WORK INSTRUCTIONS:
Which lines hold the word "JSON"? Copy each one.
Start of RECORDS PROVIDED
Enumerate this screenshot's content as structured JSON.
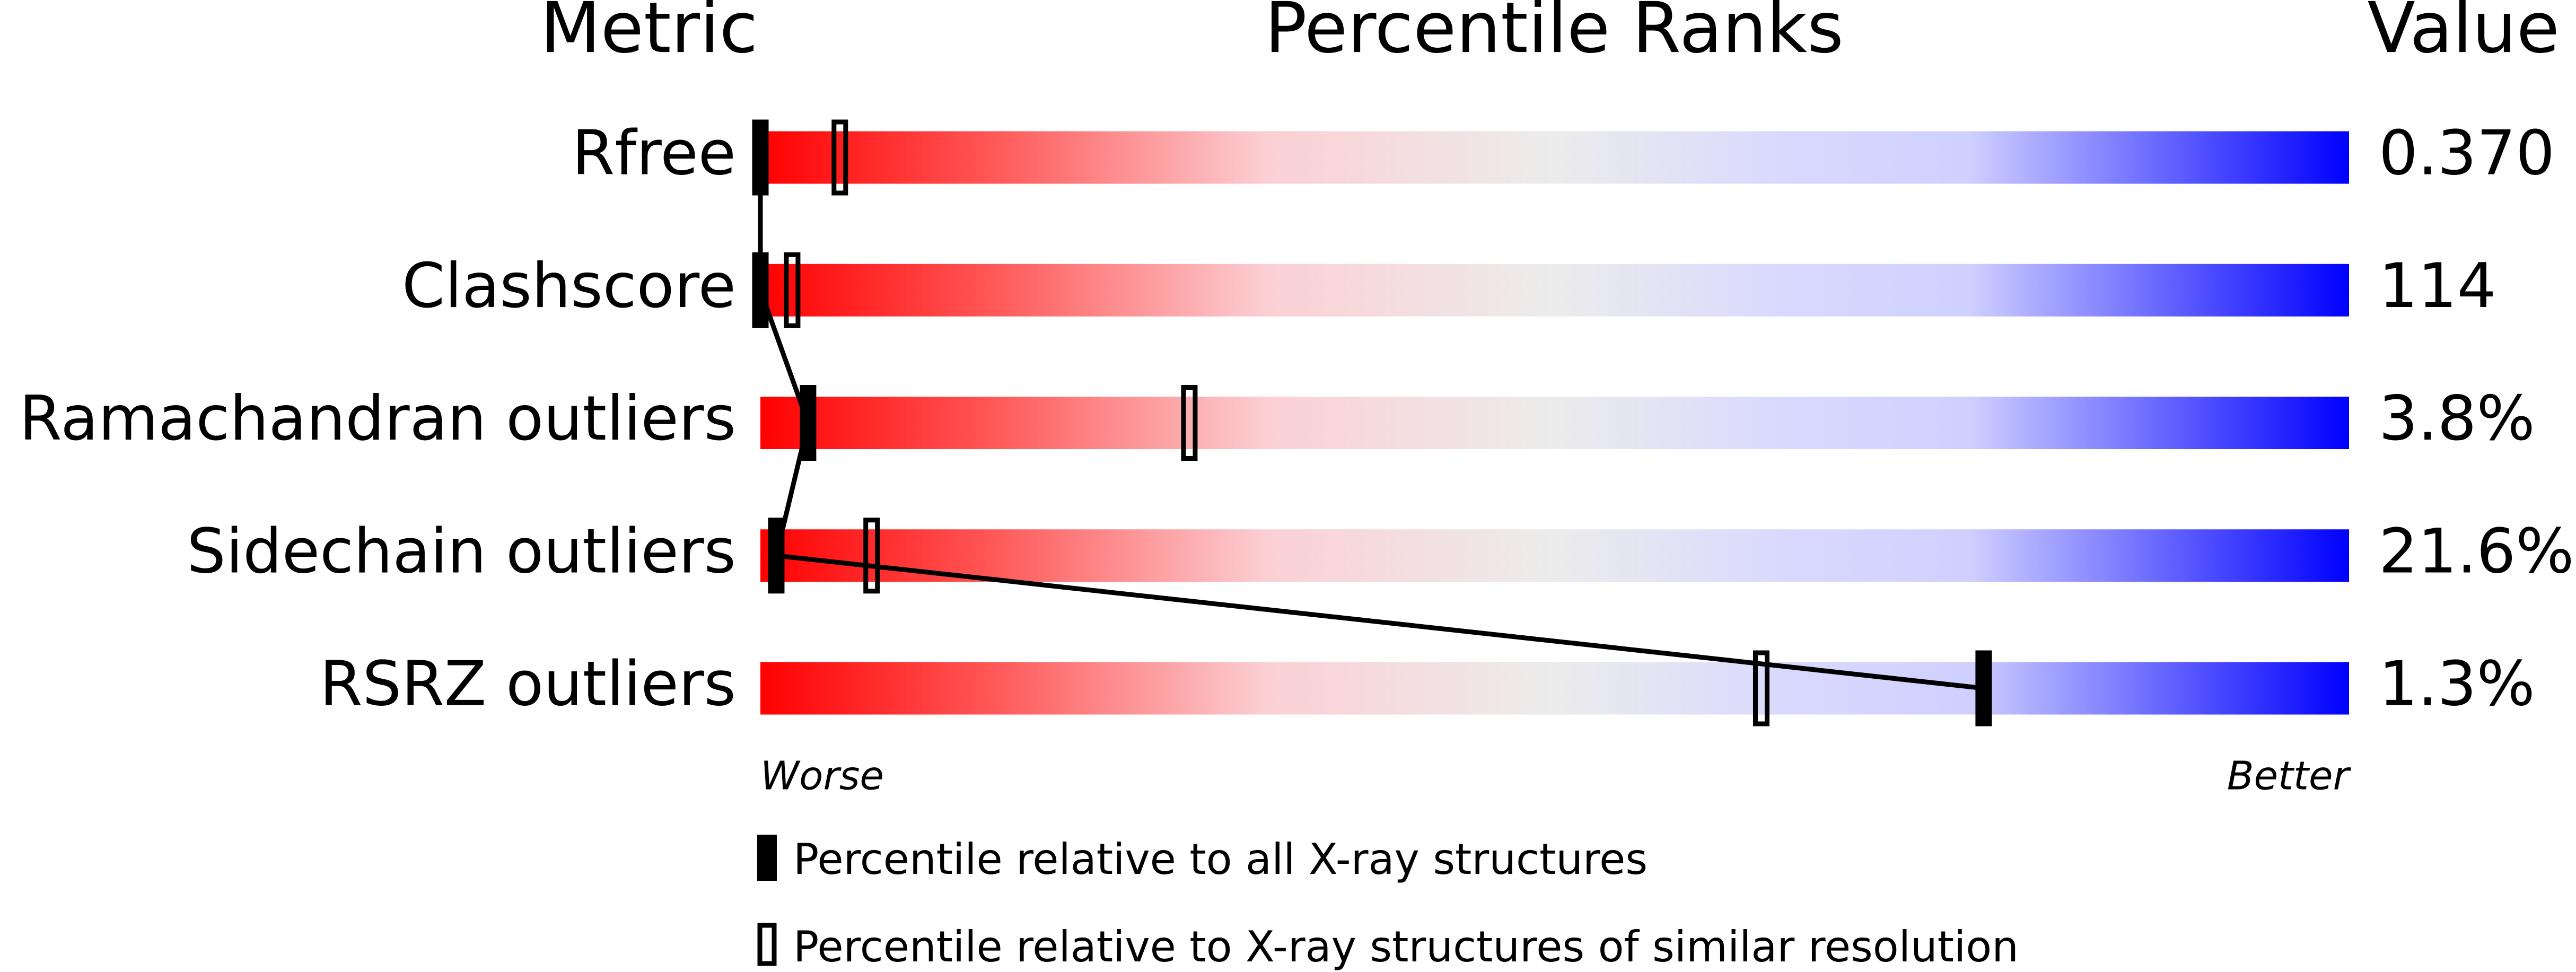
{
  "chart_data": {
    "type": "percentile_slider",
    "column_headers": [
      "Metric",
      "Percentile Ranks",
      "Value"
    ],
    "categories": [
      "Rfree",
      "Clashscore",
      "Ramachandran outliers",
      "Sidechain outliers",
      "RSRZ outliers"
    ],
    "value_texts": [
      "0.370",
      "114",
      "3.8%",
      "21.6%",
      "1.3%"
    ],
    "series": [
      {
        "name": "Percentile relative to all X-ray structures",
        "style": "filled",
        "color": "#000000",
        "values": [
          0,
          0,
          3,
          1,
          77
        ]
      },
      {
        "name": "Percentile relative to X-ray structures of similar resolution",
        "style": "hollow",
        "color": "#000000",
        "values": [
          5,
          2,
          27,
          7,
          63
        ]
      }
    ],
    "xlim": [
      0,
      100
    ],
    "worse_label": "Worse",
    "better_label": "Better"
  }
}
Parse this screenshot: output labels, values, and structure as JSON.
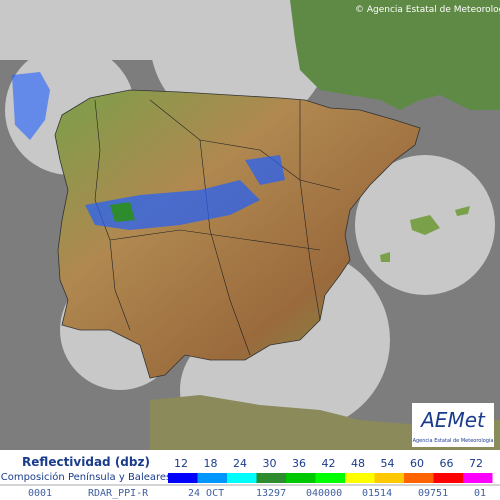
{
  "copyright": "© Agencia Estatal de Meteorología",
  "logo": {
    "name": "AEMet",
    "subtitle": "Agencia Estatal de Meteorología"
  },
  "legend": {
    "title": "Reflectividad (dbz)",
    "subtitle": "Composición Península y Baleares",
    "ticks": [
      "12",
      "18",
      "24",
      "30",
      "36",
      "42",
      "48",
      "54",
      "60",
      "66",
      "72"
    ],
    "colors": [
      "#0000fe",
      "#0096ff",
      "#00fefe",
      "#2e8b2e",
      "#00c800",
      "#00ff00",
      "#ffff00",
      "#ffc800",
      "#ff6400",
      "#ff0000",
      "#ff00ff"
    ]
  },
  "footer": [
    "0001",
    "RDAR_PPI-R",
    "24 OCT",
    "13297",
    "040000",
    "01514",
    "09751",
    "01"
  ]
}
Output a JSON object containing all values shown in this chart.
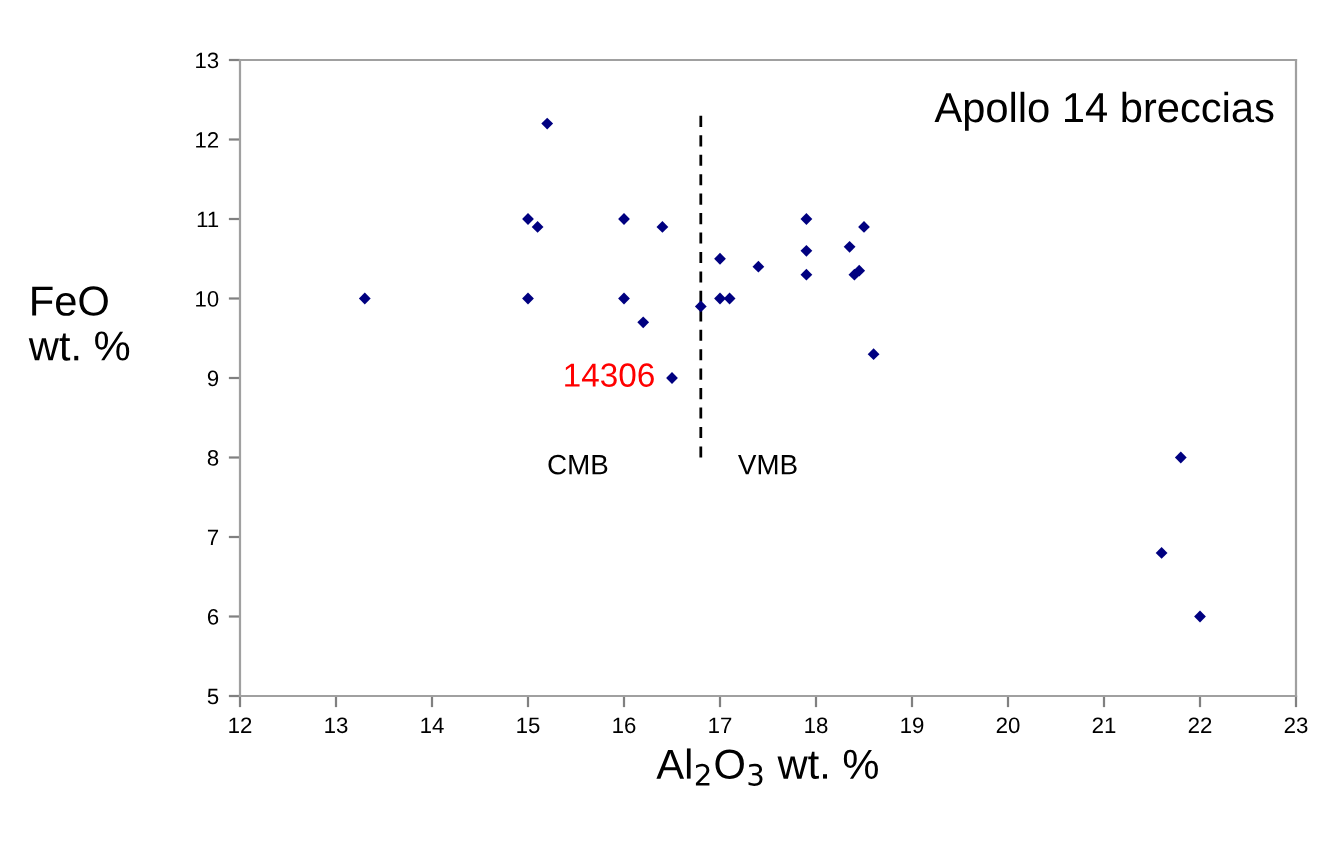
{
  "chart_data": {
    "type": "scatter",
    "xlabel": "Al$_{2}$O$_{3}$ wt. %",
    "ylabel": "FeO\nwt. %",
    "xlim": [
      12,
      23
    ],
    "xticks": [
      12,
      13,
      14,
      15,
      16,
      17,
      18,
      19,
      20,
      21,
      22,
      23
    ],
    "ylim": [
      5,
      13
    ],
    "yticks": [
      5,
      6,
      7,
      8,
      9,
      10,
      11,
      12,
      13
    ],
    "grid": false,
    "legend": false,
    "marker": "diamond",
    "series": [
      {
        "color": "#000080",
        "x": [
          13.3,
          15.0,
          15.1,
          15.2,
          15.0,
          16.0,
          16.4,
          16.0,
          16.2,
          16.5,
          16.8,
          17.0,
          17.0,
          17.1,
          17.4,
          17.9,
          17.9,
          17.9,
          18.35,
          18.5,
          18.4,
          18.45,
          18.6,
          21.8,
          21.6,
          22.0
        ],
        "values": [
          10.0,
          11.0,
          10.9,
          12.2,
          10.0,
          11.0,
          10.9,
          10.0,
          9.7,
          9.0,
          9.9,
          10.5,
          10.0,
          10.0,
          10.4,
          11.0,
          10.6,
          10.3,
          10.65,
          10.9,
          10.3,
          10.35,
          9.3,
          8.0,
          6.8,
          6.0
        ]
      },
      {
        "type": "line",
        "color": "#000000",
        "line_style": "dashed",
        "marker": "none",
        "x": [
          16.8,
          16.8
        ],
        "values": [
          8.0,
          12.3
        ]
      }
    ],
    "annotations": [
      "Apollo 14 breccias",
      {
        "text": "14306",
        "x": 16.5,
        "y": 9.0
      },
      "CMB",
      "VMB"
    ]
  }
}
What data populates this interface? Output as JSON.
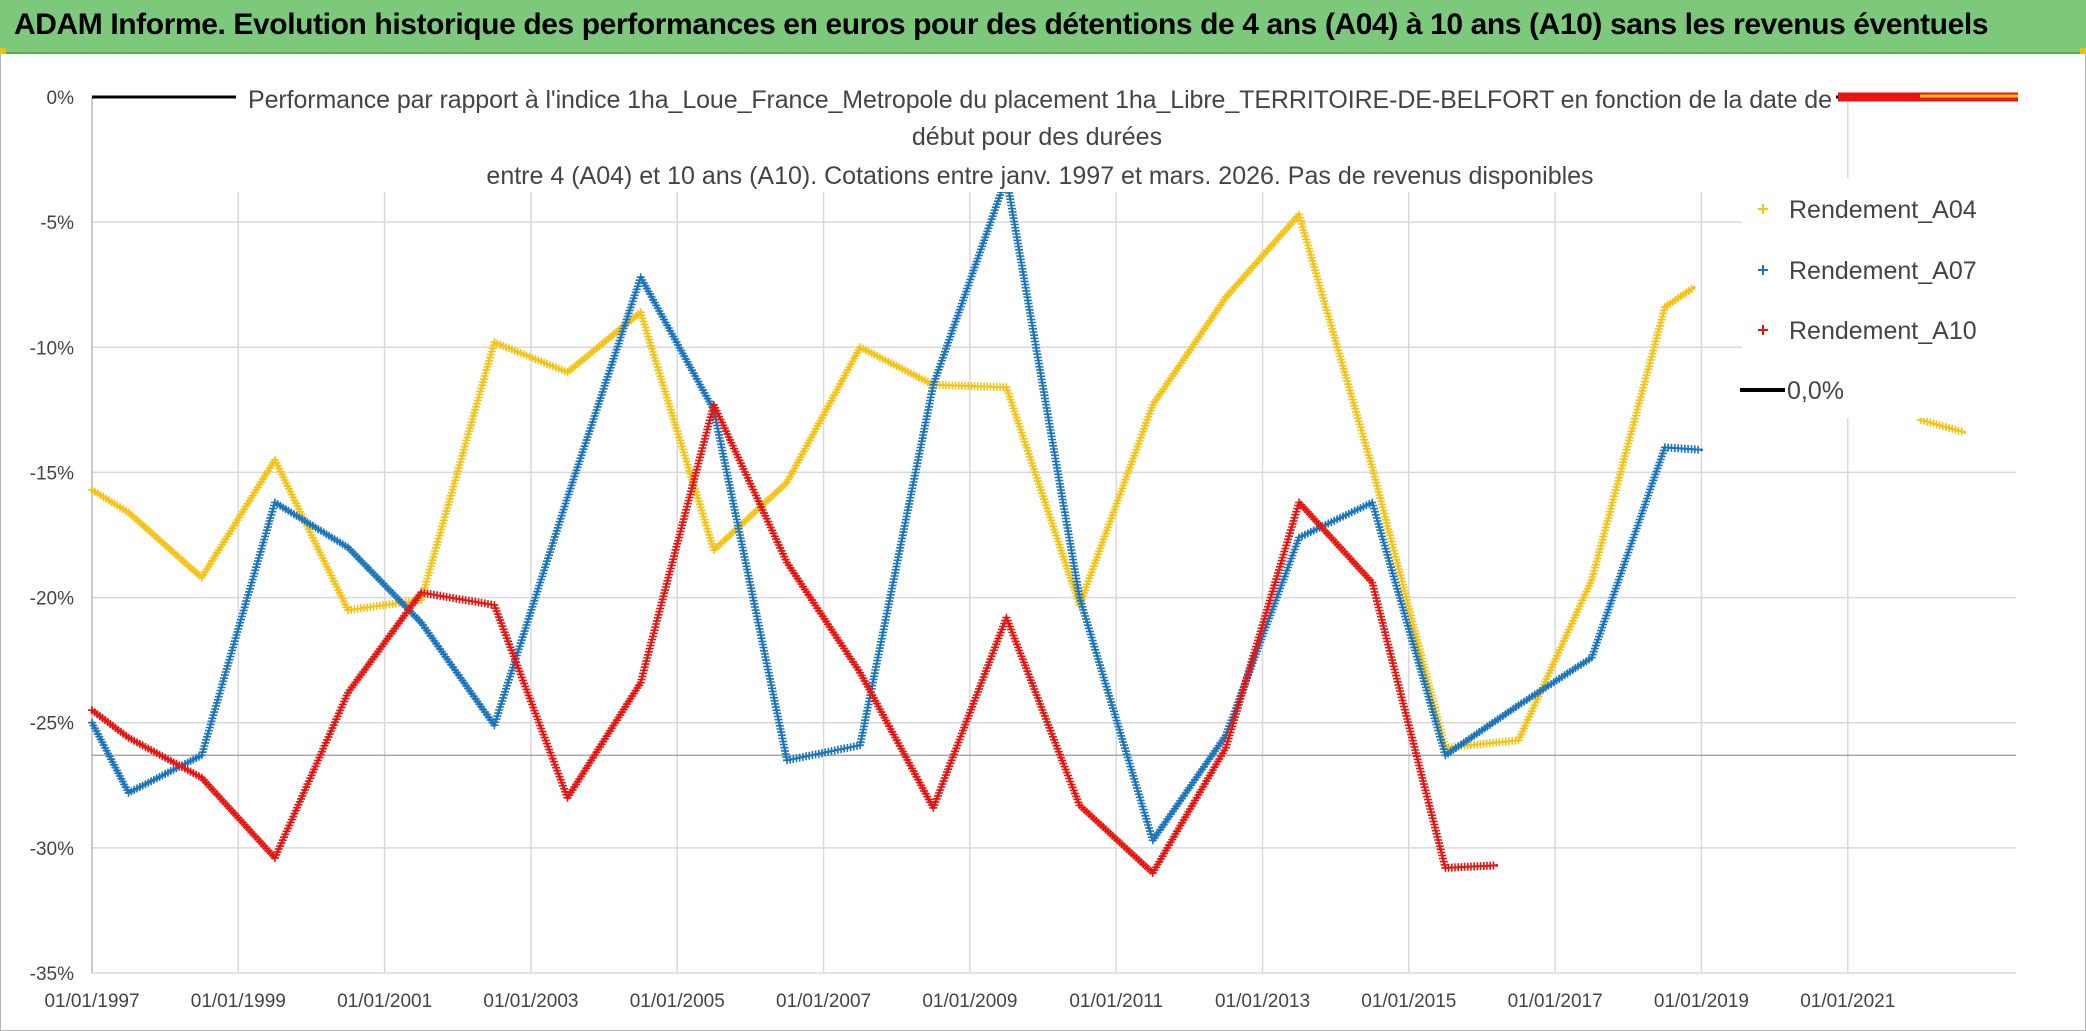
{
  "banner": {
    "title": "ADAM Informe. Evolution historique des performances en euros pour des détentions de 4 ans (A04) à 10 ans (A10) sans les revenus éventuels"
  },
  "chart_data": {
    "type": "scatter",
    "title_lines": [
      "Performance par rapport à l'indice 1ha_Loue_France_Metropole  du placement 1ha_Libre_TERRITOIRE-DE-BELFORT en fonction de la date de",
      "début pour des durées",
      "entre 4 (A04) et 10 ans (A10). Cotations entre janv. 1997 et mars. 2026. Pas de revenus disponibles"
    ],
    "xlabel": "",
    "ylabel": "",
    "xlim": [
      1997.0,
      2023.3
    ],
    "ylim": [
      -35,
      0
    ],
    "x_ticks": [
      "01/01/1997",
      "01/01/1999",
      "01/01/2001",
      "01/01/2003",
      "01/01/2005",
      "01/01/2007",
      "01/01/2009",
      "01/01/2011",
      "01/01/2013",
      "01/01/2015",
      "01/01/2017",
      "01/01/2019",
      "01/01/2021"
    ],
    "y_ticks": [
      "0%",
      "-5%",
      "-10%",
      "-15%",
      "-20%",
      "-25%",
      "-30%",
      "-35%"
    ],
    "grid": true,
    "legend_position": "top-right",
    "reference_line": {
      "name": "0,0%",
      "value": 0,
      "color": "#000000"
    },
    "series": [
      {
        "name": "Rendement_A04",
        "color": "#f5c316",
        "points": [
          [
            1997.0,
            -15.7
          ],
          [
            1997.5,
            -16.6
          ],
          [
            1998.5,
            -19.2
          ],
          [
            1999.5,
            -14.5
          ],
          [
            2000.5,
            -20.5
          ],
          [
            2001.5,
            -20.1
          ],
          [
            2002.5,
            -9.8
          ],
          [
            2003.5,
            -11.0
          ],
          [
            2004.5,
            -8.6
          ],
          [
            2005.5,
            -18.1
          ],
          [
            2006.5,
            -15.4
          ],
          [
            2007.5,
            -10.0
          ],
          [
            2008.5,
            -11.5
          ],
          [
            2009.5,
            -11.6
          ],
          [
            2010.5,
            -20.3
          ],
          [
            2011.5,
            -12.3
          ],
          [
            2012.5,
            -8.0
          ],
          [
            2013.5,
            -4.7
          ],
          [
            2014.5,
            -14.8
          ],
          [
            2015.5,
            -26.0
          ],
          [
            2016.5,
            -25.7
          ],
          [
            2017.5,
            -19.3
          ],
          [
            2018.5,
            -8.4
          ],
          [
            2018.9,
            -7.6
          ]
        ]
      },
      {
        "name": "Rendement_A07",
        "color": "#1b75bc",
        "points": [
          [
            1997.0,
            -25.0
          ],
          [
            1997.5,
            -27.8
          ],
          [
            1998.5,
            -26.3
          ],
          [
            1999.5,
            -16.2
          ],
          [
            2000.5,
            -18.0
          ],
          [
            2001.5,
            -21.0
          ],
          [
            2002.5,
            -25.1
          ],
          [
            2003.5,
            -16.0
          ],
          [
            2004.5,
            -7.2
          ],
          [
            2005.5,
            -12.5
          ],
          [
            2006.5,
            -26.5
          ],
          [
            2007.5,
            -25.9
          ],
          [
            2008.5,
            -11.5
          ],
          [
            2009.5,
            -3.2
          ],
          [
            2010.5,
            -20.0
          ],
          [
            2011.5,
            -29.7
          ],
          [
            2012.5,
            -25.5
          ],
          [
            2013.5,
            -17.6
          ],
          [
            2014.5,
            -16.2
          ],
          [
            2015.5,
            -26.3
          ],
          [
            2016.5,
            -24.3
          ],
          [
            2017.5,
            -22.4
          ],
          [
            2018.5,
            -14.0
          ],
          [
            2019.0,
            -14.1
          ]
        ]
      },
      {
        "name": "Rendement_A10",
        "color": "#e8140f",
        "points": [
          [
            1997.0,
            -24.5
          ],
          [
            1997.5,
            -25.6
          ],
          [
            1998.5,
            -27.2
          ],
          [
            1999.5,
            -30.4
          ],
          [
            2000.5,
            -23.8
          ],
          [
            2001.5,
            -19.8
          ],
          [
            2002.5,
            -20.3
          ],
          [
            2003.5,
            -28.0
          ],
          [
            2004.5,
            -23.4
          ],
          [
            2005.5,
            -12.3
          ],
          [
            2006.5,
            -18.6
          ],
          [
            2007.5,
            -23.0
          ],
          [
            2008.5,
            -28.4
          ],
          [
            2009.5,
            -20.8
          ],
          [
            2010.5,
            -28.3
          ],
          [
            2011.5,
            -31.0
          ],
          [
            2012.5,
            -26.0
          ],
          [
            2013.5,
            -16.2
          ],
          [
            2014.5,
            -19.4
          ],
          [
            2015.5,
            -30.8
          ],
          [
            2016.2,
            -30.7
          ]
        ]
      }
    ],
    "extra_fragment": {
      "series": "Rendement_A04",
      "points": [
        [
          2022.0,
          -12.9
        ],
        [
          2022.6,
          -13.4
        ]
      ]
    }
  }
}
End of RECORDS PROVIDED
RESULT OF THE EXERCISE:
Enumerate this screenshot's content as structured JSON.
Parse this screenshot: output labels, values, and structure as JSON.
Output a JSON object containing all values shown in this chart.
What data populates this interface? Output as JSON.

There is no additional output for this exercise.